Hide-and-seek is one of the girls’ favorite games.  Breathe is It first. She’ll turn and start counting.  She’ll count slowly.  Finally, she’ll start getting close to the agreed upon number. The closer she gets to the final number, the louder she gets. “Seven, eight, NINE, TEN, Ready or not, here I come!”  She’ll turn around.  Without having to walk two steps, she spots Alight, who knew her ‘hiding spot’ would be quickly and easily detected, still hides beneath the table. Sometimes I can get Alight to hide in a less visible spot—but not often. The truth is…. she likes the idea of hide-and-seek, but she is afraid of hiding.  In order for her to feel safe, comfortable, she has to be somewhere where she can easily see me and Breathe, and where we can easily see her.

            Once upon a time, in a place not far from here, there lived a little girl. She was a brave little girl. She wasn’t afraid of climbing trees (sometimes, she wished she had a tree house in her backyard). Even if she failed, she wasn’t afraid of trying anything at least one time. She was curious and she loved to talk. She loved to sing, too. She wasn’t always very girly, but she wasn’t a true-blue tomboy either: she liked dressing up, but the nail polish on her nails was often cracked, the bleach-blonde hair nearly always pulled back into a high ponytail. She loved books. She couldn’t read well yet, but she loved looking at the pictures and pretending to read. She loved spaghetti and disliked pickles. She loved horses—especially the ones that could run really fast. She wished she could ride one. But—most of all—she was a good girl.

It’s such a simple game, hide-and-seek.  Someone hides, someone finds.  It’s interesting to me, though, and thought-provoking. The one who hides is excited by contradictory concepts: she’s excited because she’s found a great hiding spot, one that is supposed to be hard to find. Even though she won’t search out a hiding spot that’s out of Breathe’s view, she gets upset if Breathe finds her without first searching in wrong places. Breathe and I know this and so will generally pretend to look for Alight before pretending to “discover” her. Once found out, the hider is excited because she’s been discovered.  First, she wanted to hide, but then she wanted to be found.  When it’s Breathe’s turn, she searches out impossible-to-find hiding spots: under the bathroom sink, in the closet, under the bed—you know it, she’s probably hidden there.  Sometimes it can be genuinely difficult to find her.

            The people in the village all knew that this little girl was good. Her teachers always commented on how well-behaved she was.  Mrs. Smith across the street called her lovely.  Mr. Jordon at church said she helped others before she was even asked to do so. Even Crazy Daisy, the old woman on the street who thought kids were “no-good”, said this little girl was good. Everyone knew it. Everyone except Blue.  Blue was a monster. He looked ordinary. He looked like her dad. Sometimes it was hard telling them apart. But Blue only came in the night ,after the moon came up.  And he always hurt her; then he’d go away again.

▸ DATASET SECTION
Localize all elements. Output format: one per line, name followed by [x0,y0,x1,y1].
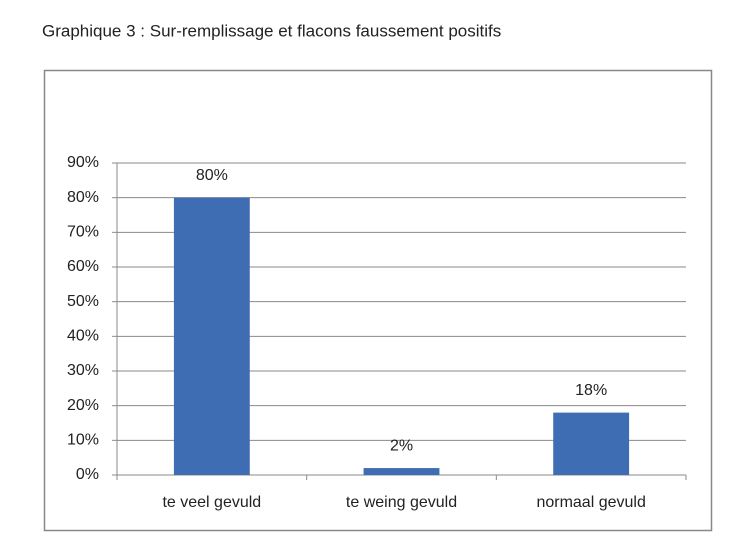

▸ DIRECTIONS
• a. Name every place the hide-and-seek text says Breathe hides when it's her turn.
• b. In the hide-and-seek text, write out the part that opens with the words containing "It’s such a" and closes with "to find her.".
• c. Write what comes next in the hide-and-seek text, starting right after its final sentence.

▸ OUTPUTS FOR THE TASKS
• a. under the bathroom sink, in the closet, under the bed

• b.
It’s such a simple game, hide-and-seek.  Someone hides, someone finds.  It’s interesting to me, though, and thought-provoking. The one who hides is excited by contradictory concepts: she’s excited because she’s found a great hiding spot, one that is supposed to be hard to find. Even though she won’t search out a hiding spot that’s out of Breathe’s view, she gets upset if Breathe finds her without first searching in wrong places. Breathe and I know this and so will generally pretend to look for Alight before pretending to “discover” her. Once found out, the hider is excited because she’s been discovered.  First, she wanted to hide, but then she wanted to be found.  When it’s Breathe’s turn, she searches out impossible-to-find hiding spots: under the bathroom sink, in the closet, under the bed—you know it, she’s probably hidden there.  Sometimes it can be genuinely difficult to find her.

• c.
              The girls aren’t the only ones who hide.  I am extraordinarily talented at hiding. I hide from things even when it appears that I’m doing the exact opposite.  I’ll write about sensitive issues til I turn blue, I’ll speak about it at churches and schools and youth groups because I understand that the need hurt children have to not feel alienated is very real. In other words, being an advocate isn’t a problem for me. Still…. put me one-on-one with someone I admire or care about and ask me for details about my past and I’m going to clam up faster than TN schools on wintry days.  I am very productive at night… I write blogs, I write my books, I write letters to everybody I know, I create lesson plans for Breathe and for my three classes, I am very productive at night. But, it’s not exactly just because I want to be. The truth is, I am afraid to sleep, and so I hide from it. Getting to know me kind of resembles digging through a landfill trying to find a nugget of gold: first, you have to sift through pounds of … STUFF … to even find a sliver of hope that you’re not digging for nothing; two, even if you manage to get to the bottom of the landfill….well, chances are, you’re not going to be able to see past the yucky, smelly STUFF you’ve just filled your brain with so common sense dictates you’ll run as far from the landfill as possible—-and that would leave me, well, alone.  And isn’t that the human being’s worst nightmare?  Rather than risk it, I hide behind a bright smile, busy hands, sheer determination and “creativity.”   Indeed—-I hide.

            Blue is coming. She knows it.  Her heart doesn’t pound like this for nothing. She can’t lay still any longer. With her fingers, she grabs Snuggles, her teddy bear, slides off the bed, then crawls under it where she lays on her belly, waiting for the door to open, waiting for Blue.  She doesn’t know how long she lays there before the door finally opens.  But it’s not Blue. She can tell because Blue always wears a pair of black boots. The feet she sees from under the bed are bare, unprotected by shoes of any kind.  She hears her name being called—the voice is different, too.  Deeper.  It is not Blue.  She starts to feel frightened, but the man doesn’t bend down. Instead, he sits on the bed.  “I’ve looked a long, long time for you.  I’m not going to hurt you, little one. I’m here to keep you safe. You don’t have to be scared anymore.  I’d really like to see you. But I know you’re still scared. So, you don’t have to come out right now. I’ll just talk to you and sit here with you instead, until you want to come out.”

 

            Hiding is only part of the game, you see. The other half is seeking. No matter how hard good of a hiding spot Breathe finds, Alight and I never stop looking for her. No matter how great the fear that may prompt me to  hide behind walls, part of me is always open, looking for an opportunity, a safe enough environment, to let them down, to risk voluntarily closing my eyes rather than waiting for them to fall from sheer exhaustion every night.  I can’t be the only one on the planet who hides from emotional pain—and I can’t be the only one who has an intimate fear of being left, who thinks that she isn’t good enough for the people who surround her. I don’t think so. In fact, I think it’s fairly safe to say that that’s a pretty universal, fundamental fear that seems implanted in us early on. We present a facade of strength and independence —but no matter how strong we are, we don’t want to be alone. So, even while we’re hiding in our safe spot, part of us is seeking, straining to find that light of hope, that one person who will prove us wrong, that one dream that just MIGHT come true after all. We’re seeking the rainbow after the storm,  the first hint of the sun after a night of draining insomnia, a secure hug from a friend,  the nugget of gold at the bottom of the landfill.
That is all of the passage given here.